:: RECORDS SHOWN ::

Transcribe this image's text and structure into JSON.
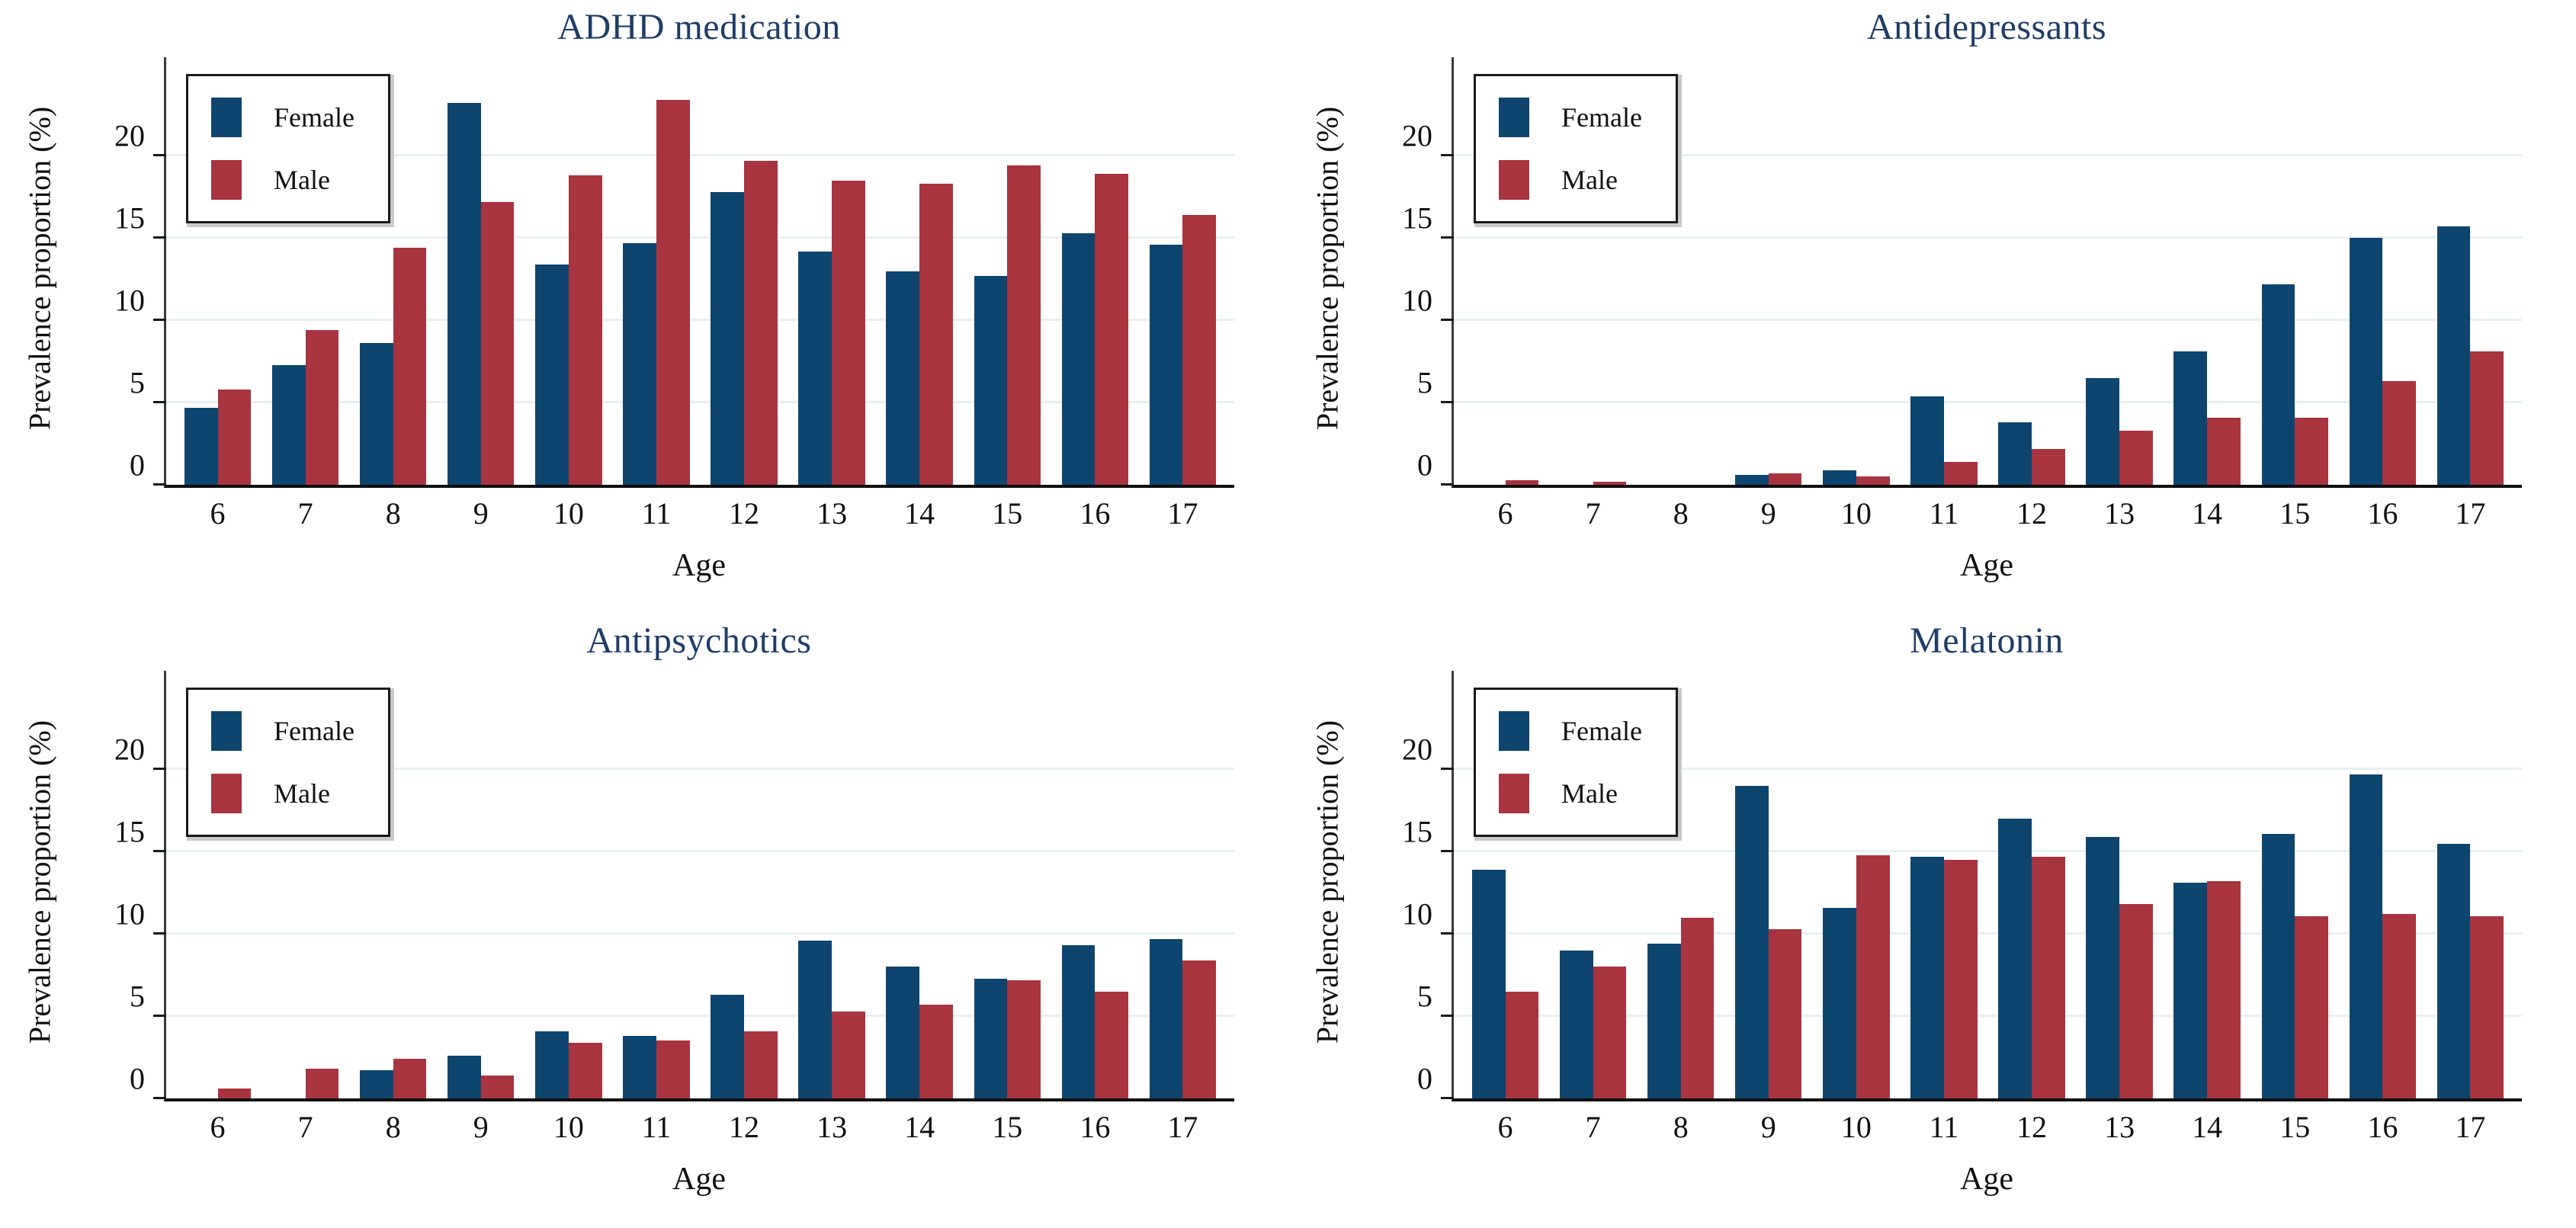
{
  "figure": {
    "ylabel": "Prevalence proportion (%)",
    "xlabel": "Age",
    "legend": {
      "female_label": "Female",
      "male_label": "Male"
    },
    "colors": {
      "female": "#0d456f",
      "male": "#a7343f",
      "title": "#1d3d6b",
      "gridline": "#e7f1f0",
      "text": "#111111"
    }
  },
  "chart_data": [
    {
      "type": "bar",
      "title": "ADHD medication",
      "xlabel": "Age",
      "ylabel": "Prevalence proportion (%)",
      "categories": [
        6,
        7,
        8,
        9,
        10,
        11,
        12,
        13,
        14,
        15,
        16,
        17
      ],
      "series": [
        {
          "name": "Female",
          "values": [
            4.7,
            7.3,
            8.6,
            23.2,
            13.4,
            14.7,
            17.8,
            14.2,
            13.0,
            12.7,
            15.3,
            14.6
          ]
        },
        {
          "name": "Male",
          "values": [
            5.8,
            9.4,
            14.4,
            17.2,
            18.8,
            23.4,
            19.7,
            18.5,
            18.3,
            19.4,
            18.9,
            16.4
          ]
        }
      ],
      "ylim": [
        0,
        26
      ],
      "yticks": [
        0,
        5,
        10,
        15,
        20
      ],
      "grid": true,
      "legend_position": "top-left"
    },
    {
      "type": "bar",
      "title": "Antidepressants",
      "xlabel": "Age",
      "ylabel": "Prevalence proportion (%)",
      "categories": [
        6,
        7,
        8,
        9,
        10,
        11,
        12,
        13,
        14,
        15,
        16,
        17
      ],
      "series": [
        {
          "name": "Female",
          "values": [
            0,
            0,
            0,
            0.6,
            0.9,
            5.4,
            3.8,
            6.5,
            8.1,
            12.2,
            15.0,
            15.7
          ]
        },
        {
          "name": "Male",
          "values": [
            0.3,
            0.2,
            0,
            0.7,
            0.5,
            1.4,
            2.2,
            3.3,
            4.1,
            4.1,
            6.3,
            8.1
          ]
        }
      ],
      "ylim": [
        0,
        26
      ],
      "yticks": [
        0,
        5,
        10,
        15,
        20
      ],
      "grid": true,
      "legend_position": "top-left"
    },
    {
      "type": "bar",
      "title": "Antipsychotics",
      "xlabel": "Age",
      "ylabel": "Prevalence proportion (%)",
      "categories": [
        6,
        7,
        8,
        9,
        10,
        11,
        12,
        13,
        14,
        15,
        16,
        17
      ],
      "series": [
        {
          "name": "Female",
          "values": [
            0,
            0,
            1.7,
            2.6,
            4.1,
            3.8,
            6.3,
            9.6,
            8.0,
            7.3,
            9.3,
            9.7
          ]
        },
        {
          "name": "Male",
          "values": [
            0.6,
            1.8,
            2.4,
            1.4,
            3.4,
            3.5,
            4.1,
            5.3,
            5.7,
            7.2,
            6.5,
            8.4
          ]
        }
      ],
      "ylim": [
        0,
        26
      ],
      "yticks": [
        0,
        5,
        10,
        15,
        20
      ],
      "grid": true,
      "legend_position": "top-left"
    },
    {
      "type": "bar",
      "title": "Melatonin",
      "xlabel": "Age",
      "ylabel": "Prevalence proportion (%)",
      "categories": [
        6,
        7,
        8,
        9,
        10,
        11,
        12,
        13,
        14,
        15,
        16,
        17
      ],
      "series": [
        {
          "name": "Female",
          "values": [
            13.9,
            9.0,
            9.4,
            19.0,
            11.6,
            14.7,
            17.0,
            15.9,
            13.1,
            16.1,
            19.7,
            15.5
          ]
        },
        {
          "name": "Male",
          "values": [
            6.5,
            8.0,
            11.0,
            10.3,
            14.8,
            14.5,
            14.7,
            11.8,
            13.2,
            11.1,
            11.2,
            11.1
          ]
        }
      ],
      "ylim": [
        0,
        26
      ],
      "yticks": [
        0,
        5,
        10,
        15,
        20
      ],
      "grid": true,
      "legend_position": "top-left"
    }
  ]
}
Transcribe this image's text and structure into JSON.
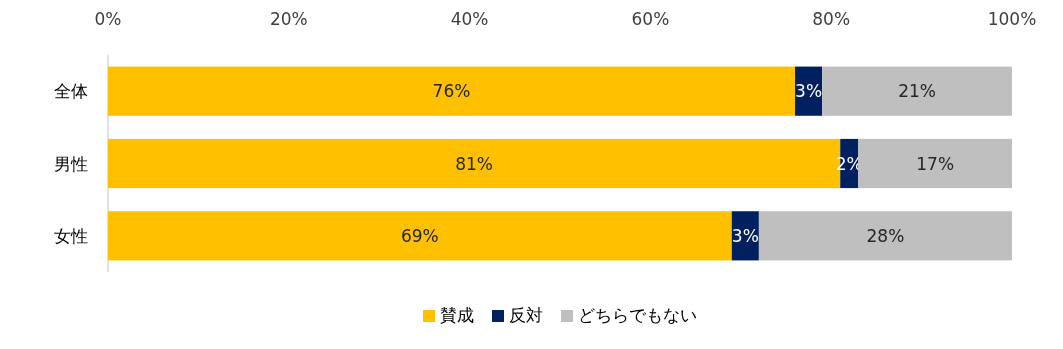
{
  "chart_data": {
    "type": "bar",
    "orientation": "horizontal",
    "stacked": true,
    "categories": [
      "全体",
      "男性",
      "女性"
    ],
    "series": [
      {
        "name": "賛成",
        "color": "#ffc000",
        "values": [
          76,
          81,
          69
        ],
        "value_labels": [
          "76%",
          "81%",
          "69%"
        ]
      },
      {
        "name": "反対",
        "color": "#002060",
        "values": [
          3,
          2,
          3
        ],
        "value_labels": [
          "3%",
          "2%",
          "3%"
        ]
      },
      {
        "name": "どちらでもない",
        "color": "#bfbfbf",
        "values": [
          21,
          17,
          28
        ],
        "value_labels": [
          "21%",
          "17%",
          "28%"
        ]
      }
    ],
    "xlim": [
      0,
      100
    ],
    "xticks": [
      {
        "value": 0,
        "label": "0%"
      },
      {
        "value": 20,
        "label": "20%"
      },
      {
        "value": 40,
        "label": "40%"
      },
      {
        "value": 60,
        "label": "60%"
      },
      {
        "value": 80,
        "label": "80%"
      },
      {
        "value": 100,
        "label": "100%"
      }
    ],
    "legend": "bottom",
    "grid": false
  }
}
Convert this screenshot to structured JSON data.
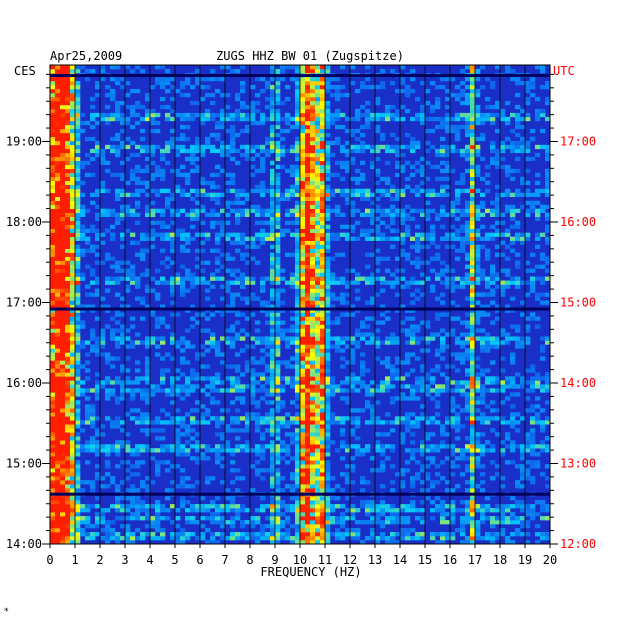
{
  "chart_data": {
    "type": "heatmap",
    "title_left": "Apr25,2009",
    "title_center": "ZUGS HHZ BW 01 (Zugspitze)",
    "left_axis_label": "CES",
    "right_axis_label": "UTC",
    "xlabel": "FREQUENCY (HZ)",
    "xlim": [
      0,
      20
    ],
    "x_ticks": [
      "0",
      "1",
      "2",
      "3",
      "4",
      "5",
      "6",
      "7",
      "8",
      "9",
      "10",
      "11",
      "12",
      "13",
      "14",
      "15",
      "16",
      "17",
      "18",
      "19",
      "20"
    ],
    "y_ticks_left": [
      "19:00",
      "18:00",
      "17:00",
      "16:00",
      "15:00",
      "14:00"
    ],
    "y_ticks_right": [
      "17:00",
      "16:00",
      "15:00",
      "14:00",
      "13:00",
      "12:00"
    ],
    "y_tick_hours_from_bottom": [
      5,
      4,
      3,
      2,
      1,
      0
    ],
    "time_range_hours": [
      0,
      5.95
    ],
    "colors": {
      "background": "#1a2fc8",
      "low": "#0000a0",
      "mid": "#00c8ff",
      "high": "#ffff00",
      "peak": "#ff2000",
      "left_axis": "#000000",
      "right_axis": "#ff0000"
    },
    "energy_bands_hz": [
      {
        "center": 0.4,
        "width": 0.6,
        "intensity": 0.95
      },
      {
        "center": 9.0,
        "width": 0.1,
        "intensity": 0.55
      },
      {
        "center": 10.3,
        "width": 0.35,
        "intensity": 0.75
      },
      {
        "center": 10.9,
        "width": 0.2,
        "intensity": 0.55
      },
      {
        "center": 16.9,
        "width": 0.15,
        "intensity": 0.4
      }
    ],
    "bright_rows_hours": [
      0.1,
      0.3,
      0.45,
      1.2,
      1.55,
      1.95,
      2.05,
      2.55,
      3.25,
      3.8,
      4.1,
      4.35,
      4.9,
      5.3
    ]
  },
  "footer_mark": "*"
}
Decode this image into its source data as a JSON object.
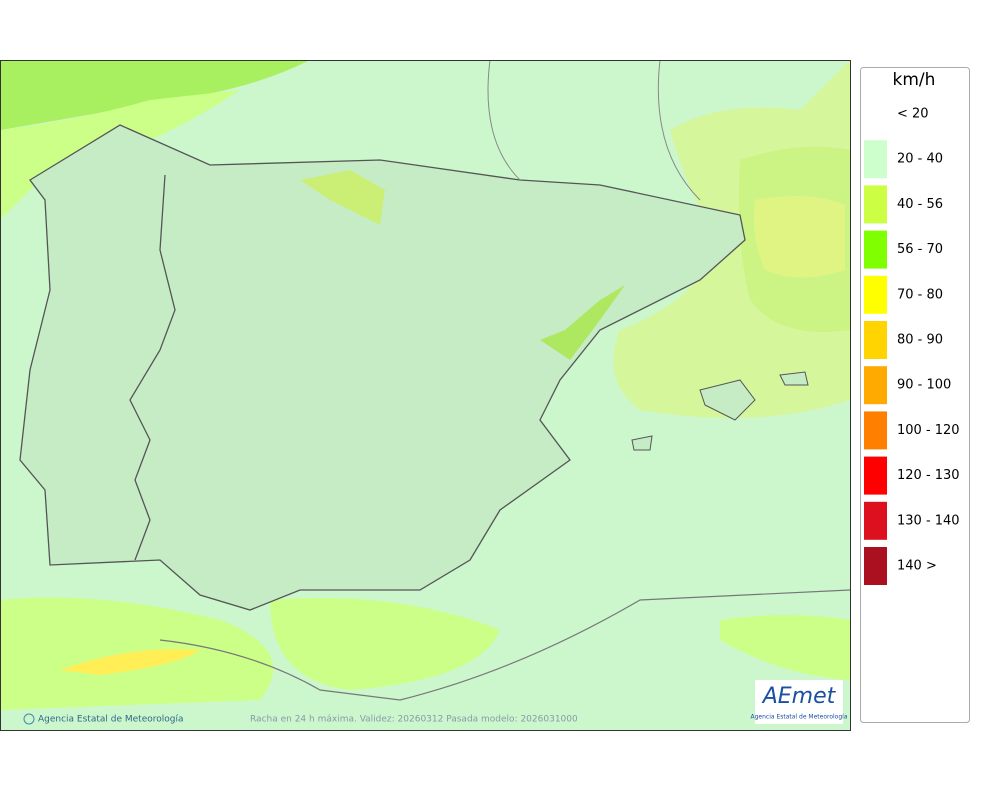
{
  "map": {
    "footer_credit": "Agencia Estatal de Meteorología",
    "footer_info": "Racha en 24 h máxima. Validez: 20260312 Pasada modelo: 2026031000",
    "logo": {
      "name": "AEmet",
      "subtitle": "Agencia Estatal de Meteorología"
    }
  },
  "legend": {
    "unit": "km/h",
    "items": [
      {
        "label": "< 20"
      },
      {
        "label": "20 - 40",
        "color": "#ccffcc"
      },
      {
        "label": "40 - 56",
        "color": "#ccff44"
      },
      {
        "label": "56 - 70",
        "color": "#80ff00"
      },
      {
        "label": "70 - 80",
        "color": "#ffff00"
      },
      {
        "label": "80 - 90",
        "color": "#ffd400"
      },
      {
        "label": "90 - 100",
        "color": "#ffaa00"
      },
      {
        "label": "100 - 120",
        "color": "#ff8000"
      },
      {
        "label": "120 - 130",
        "color": "#ff0000"
      },
      {
        "label": "130 - 140",
        "color": "#dd1020"
      },
      {
        "label": "140 >",
        "color": "#aa1020"
      }
    ]
  }
}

:::

Take the line containing "Decode this image" and every line after it up to the end of the entries, and quote them exactly. Both ends count; the pictures do not.

Decode this image into its source data as a JSON object.
{
  "map": {
    "footer_credit": "Agencia Estatal de Meteorología",
    "footer_info": "Racha en 24 h máxima. Validez: 20260312 Pasada modelo: 2026031000",
    "logo": {
      "name": "AEmet",
      "subtitle": "Agencia Estatal de Meteorología"
    }
  },
  "legend": {
    "unit": "km/h",
    "items": [
      {
        "label": "< 20"
      },
      {
        "label": "20 - 40",
        "color": "#ccffcc"
      },
      {
        "label": "40 - 56",
        "color": "#ccff44"
      },
      {
        "label": "56 - 70",
        "color": "#80ff00"
      },
      {
        "label": "70 - 80",
        "color": "#ffff00"
      },
      {
        "label": "80 - 90",
        "color": "#ffd400"
      },
      {
        "label": "90 - 100",
        "color": "#ffaa00"
      },
      {
        "label": "100 - 120",
        "color": "#ff8000"
      },
      {
        "label": "120 - 130",
        "color": "#ff0000"
      },
      {
        "label": "130 - 140",
        "color": "#dd1020"
      },
      {
        "label": "140 >",
        "color": "#aa1020"
      }
    ]
  }
}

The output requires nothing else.